Check every line of the data below for the string "Dist", and copy the ones that hold it.
■ ■ ■ ■ ■
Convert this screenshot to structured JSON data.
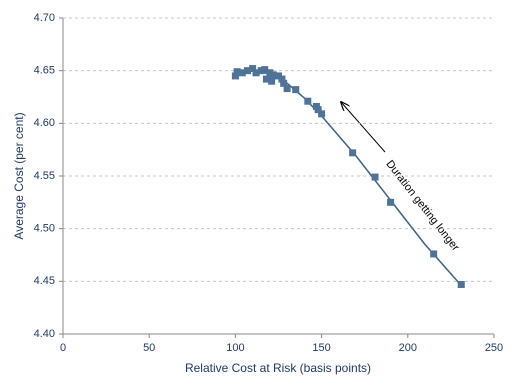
{
  "chart_data": {
    "type": "scatter",
    "xlabel": "Relative  Cost at Risk (basis points)",
    "ylabel": "Average  Cost (per cent)",
    "annotation": "Duration getting longer",
    "series": [
      {
        "color": "#4f7398",
        "x": [
          100,
          101,
          104,
          107,
          110,
          112,
          115,
          117,
          118,
          120,
          121,
          122,
          125,
          127,
          128,
          130,
          135,
          142,
          147,
          148,
          150,
          168,
          181,
          190,
          215,
          231
        ],
        "values": [
          4.645,
          4.649,
          4.648,
          4.65,
          4.652,
          4.648,
          4.65,
          4.651,
          4.642,
          4.648,
          4.64,
          4.646,
          4.645,
          4.642,
          4.638,
          4.633,
          4.632,
          4.621,
          4.616,
          4.613,
          4.609,
          4.572,
          4.549,
          4.525,
          4.476,
          4.447
        ]
      }
    ],
    "trend": {
      "color": "#3e6285",
      "x": [
        100,
        110,
        120,
        130,
        140,
        150,
        170,
        190,
        210,
        231
      ],
      "values": [
        4.646,
        4.65,
        4.647,
        4.638,
        4.624,
        4.607,
        4.569,
        4.527,
        4.485,
        4.446
      ]
    },
    "xlim": [
      0,
      250
    ],
    "xticks": [
      0,
      50,
      100,
      150,
      200,
      250
    ],
    "ylim": [
      4.4,
      4.7
    ],
    "yticks": [
      {
        "value": 4.4,
        "label": "4.40"
      },
      {
        "value": 4.45,
        "label": "4.45"
      },
      {
        "value": 4.5,
        "label": "4.50"
      },
      {
        "value": 4.55,
        "label": "4.55"
      },
      {
        "value": 4.6,
        "label": "4.60"
      },
      {
        "value": 4.65,
        "label": "4.65"
      },
      {
        "value": 4.7,
        "label": "4.70"
      }
    ],
    "grid": true
  }
}
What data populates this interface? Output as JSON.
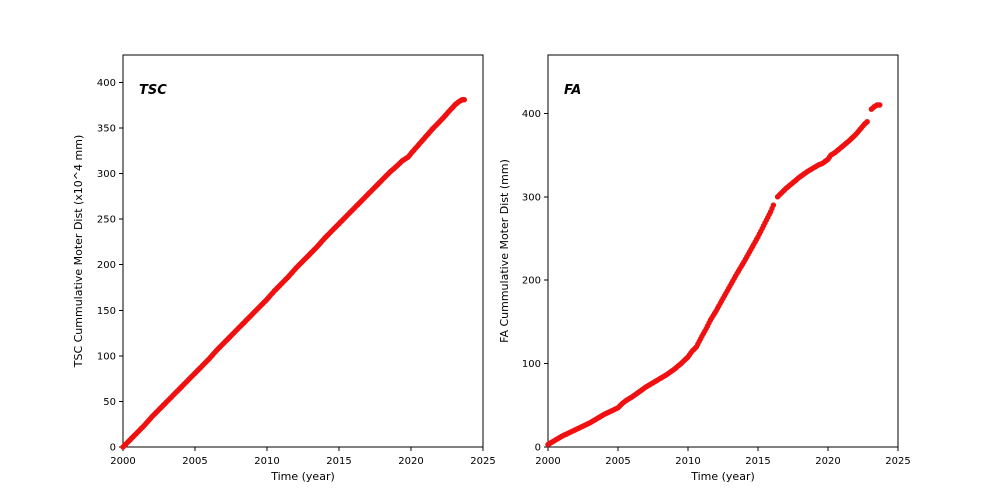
{
  "chart_data": [
    {
      "type": "scatter",
      "annotation": "TSC",
      "xlabel": "Time (year)",
      "ylabel": "TSC Cummulative Moter Dist (x10^4 mm)",
      "xlim": [
        2000,
        2025
      ],
      "ylim": [
        0,
        430
      ],
      "xticks": [
        2000,
        2005,
        2010,
        2015,
        2020,
        2025
      ],
      "yticks": [
        0,
        50,
        100,
        150,
        200,
        250,
        300,
        350,
        400
      ],
      "color": "#f01010",
      "legend": "none",
      "grid": false,
      "segments": [
        [
          [
            2000.0,
            0
          ],
          [
            2000.5,
            8
          ],
          [
            2001,
            16
          ],
          [
            2001.5,
            24
          ],
          [
            2002,
            33
          ],
          [
            2002.5,
            41
          ],
          [
            2003,
            49
          ],
          [
            2003.5,
            57
          ],
          [
            2004,
            65
          ],
          [
            2004.5,
            73
          ],
          [
            2005,
            81
          ],
          [
            2005.5,
            89
          ],
          [
            2006,
            97
          ],
          [
            2006.5,
            106
          ],
          [
            2007,
            114
          ],
          [
            2007.5,
            122
          ],
          [
            2008,
            130
          ],
          [
            2008.5,
            138
          ],
          [
            2009,
            146
          ],
          [
            2009.5,
            154
          ],
          [
            2010,
            162
          ],
          [
            2010.5,
            171
          ],
          [
            2011,
            179
          ],
          [
            2011.5,
            187
          ],
          [
            2012,
            196
          ],
          [
            2012.5,
            204
          ],
          [
            2013,
            212
          ],
          [
            2013.5,
            220
          ],
          [
            2014,
            229
          ],
          [
            2014.5,
            237
          ],
          [
            2015,
            245
          ],
          [
            2015.5,
            253
          ],
          [
            2016,
            261
          ],
          [
            2016.5,
            269
          ],
          [
            2017,
            277
          ],
          [
            2017.5,
            285
          ],
          [
            2018,
            293
          ],
          [
            2018.5,
            301
          ],
          [
            2019,
            308
          ],
          [
            2019.4,
            314
          ],
          [
            2019.8,
            318
          ],
          [
            2020,
            322
          ],
          [
            2020.5,
            331
          ],
          [
            2021,
            340
          ],
          [
            2021.5,
            349
          ],
          [
            2022,
            357
          ],
          [
            2022.4,
            364
          ],
          [
            2022.8,
            371
          ],
          [
            2023.1,
            376
          ],
          [
            2023.35,
            379
          ],
          [
            2023.55,
            381
          ],
          [
            2023.7,
            381
          ]
        ]
      ]
    },
    {
      "type": "scatter",
      "annotation": "FA",
      "xlabel": "Time (year)",
      "ylabel": "FA Cummulative Moter Dist (mm)",
      "xlim": [
        2000,
        2025
      ],
      "ylim": [
        0,
        470
      ],
      "xticks": [
        2000,
        2005,
        2010,
        2015,
        2020,
        2025
      ],
      "yticks": [
        0,
        100,
        200,
        300,
        400
      ],
      "color": "#f01010",
      "legend": "none",
      "grid": false,
      "segments": [
        [
          [
            2000.0,
            3
          ],
          [
            2000.5,
            8
          ],
          [
            2001,
            13
          ],
          [
            2001.5,
            17
          ],
          [
            2002,
            21
          ],
          [
            2002.5,
            25
          ],
          [
            2003,
            29
          ],
          [
            2003.5,
            34
          ],
          [
            2004,
            39
          ],
          [
            2004.5,
            43
          ],
          [
            2005,
            47
          ],
          [
            2005.3,
            52
          ],
          [
            2005.6,
            56
          ],
          [
            2006,
            60
          ],
          [
            2006.5,
            66
          ],
          [
            2007,
            72
          ],
          [
            2007.5,
            77
          ],
          [
            2008,
            82
          ],
          [
            2008.5,
            87
          ],
          [
            2009,
            93
          ],
          [
            2009.5,
            100
          ],
          [
            2010,
            108
          ],
          [
            2010.3,
            115
          ],
          [
            2010.6,
            120
          ],
          [
            2011,
            133
          ],
          [
            2011.3,
            142
          ],
          [
            2011.6,
            152
          ],
          [
            2012,
            163
          ],
          [
            2012.5,
            178
          ],
          [
            2013,
            193
          ],
          [
            2013.5,
            208
          ],
          [
            2014,
            222
          ],
          [
            2014.5,
            237
          ],
          [
            2015,
            252
          ],
          [
            2015.3,
            262
          ],
          [
            2015.6,
            272
          ],
          [
            2015.9,
            282
          ],
          [
            2016.1,
            290
          ]
        ],
        [
          [
            2016.4,
            300
          ],
          [
            2016.7,
            305
          ],
          [
            2017,
            310
          ],
          [
            2017.5,
            317
          ],
          [
            2018,
            324
          ],
          [
            2018.5,
            330
          ],
          [
            2019,
            335
          ],
          [
            2019.3,
            338
          ],
          [
            2019.6,
            340
          ],
          [
            2020,
            345
          ],
          [
            2020.2,
            350
          ],
          [
            2020.5,
            353
          ],
          [
            2021,
            360
          ],
          [
            2021.5,
            367
          ],
          [
            2022,
            375
          ],
          [
            2022.3,
            381
          ],
          [
            2022.6,
            387
          ],
          [
            2022.8,
            390
          ]
        ],
        [
          [
            2023.1,
            405
          ],
          [
            2023.3,
            408
          ],
          [
            2023.5,
            410
          ],
          [
            2023.7,
            410
          ]
        ]
      ]
    }
  ]
}
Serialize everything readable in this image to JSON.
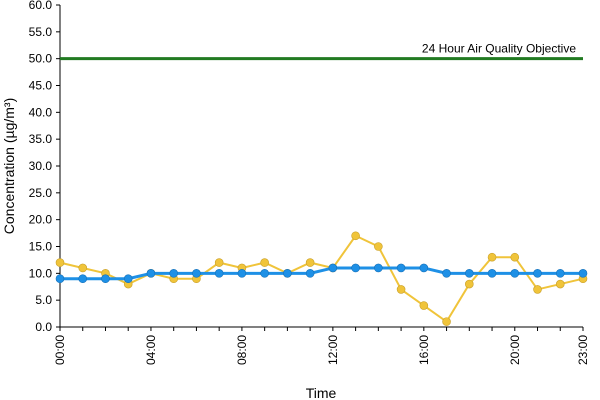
{
  "chart_data": {
    "type": "line",
    "title": "",
    "xlabel": "Time",
    "ylabel": "Concentration (µg/m³)",
    "ylim": [
      0,
      60
    ],
    "yticks": [
      "0.0",
      "5.0",
      "10.0",
      "15.0",
      "20.0",
      "25.0",
      "30.0",
      "35.0",
      "40.0",
      "45.0",
      "50.0",
      "55.0",
      "60.0"
    ],
    "x": [
      "00:00",
      "01:00",
      "02:00",
      "03:00",
      "04:00",
      "05:00",
      "06:00",
      "07:00",
      "08:00",
      "09:00",
      "10:00",
      "11:00",
      "12:00",
      "13:00",
      "14:00",
      "15:00",
      "16:00",
      "17:00",
      "18:00",
      "19:00",
      "20:00",
      "21:00",
      "22:00",
      "23:00"
    ],
    "xtick_labels": [
      "00:00",
      "04:00",
      "08:00",
      "12:00",
      "16:00",
      "20:00",
      "23:00"
    ],
    "grid": false,
    "series": [
      {
        "name": "",
        "color": "#f0c43a",
        "values": [
          12,
          11,
          10,
          8,
          10,
          9,
          9,
          12,
          11,
          12,
          10,
          12,
          11,
          17,
          15,
          7,
          4,
          1,
          8,
          13,
          13,
          7,
          8,
          9
        ]
      },
      {
        "name": "",
        "color": "#1e90e6",
        "values": [
          9,
          9,
          9,
          9,
          10,
          10,
          10,
          10,
          10,
          10,
          10,
          10,
          11,
          11,
          11,
          11,
          11,
          10,
          10,
          10,
          10,
          10,
          10,
          10
        ]
      }
    ],
    "reference_line": {
      "label": "24 Hour Air Quality Objective",
      "value": 50,
      "color": "#217a21"
    }
  }
}
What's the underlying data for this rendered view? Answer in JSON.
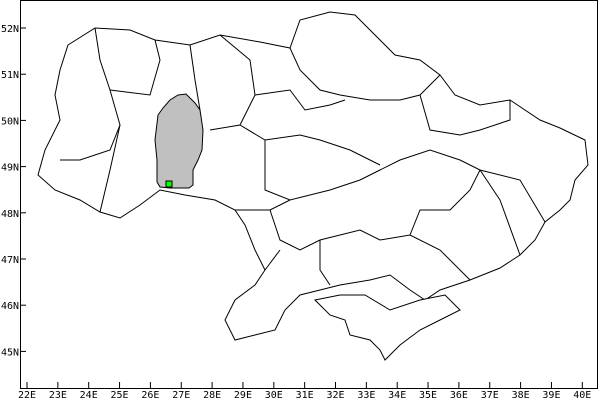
{
  "map": {
    "x_ticks": [
      "22E",
      "23E",
      "24E",
      "25E",
      "26E",
      "27E",
      "28E",
      "29E",
      "30E",
      "31E",
      "32E",
      "33E",
      "34E",
      "35E",
      "36E",
      "37E",
      "38E",
      "39E",
      "40E"
    ],
    "y_ticks": [
      "52N",
      "51N",
      "50N",
      "49N",
      "48N",
      "47N",
      "46N",
      "45N"
    ],
    "highlight_color": "#c0c0c0",
    "marker_color": "#00ff00",
    "border_color": "#000000"
  }
}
■ ■ ■ ■ ■
** FINAL RESULT **
      "ylabel": "TSC Cummulative Moter Dist (x10^4 mm)",
      "ylabel": "FA Cummulative Moter Dist (mm)",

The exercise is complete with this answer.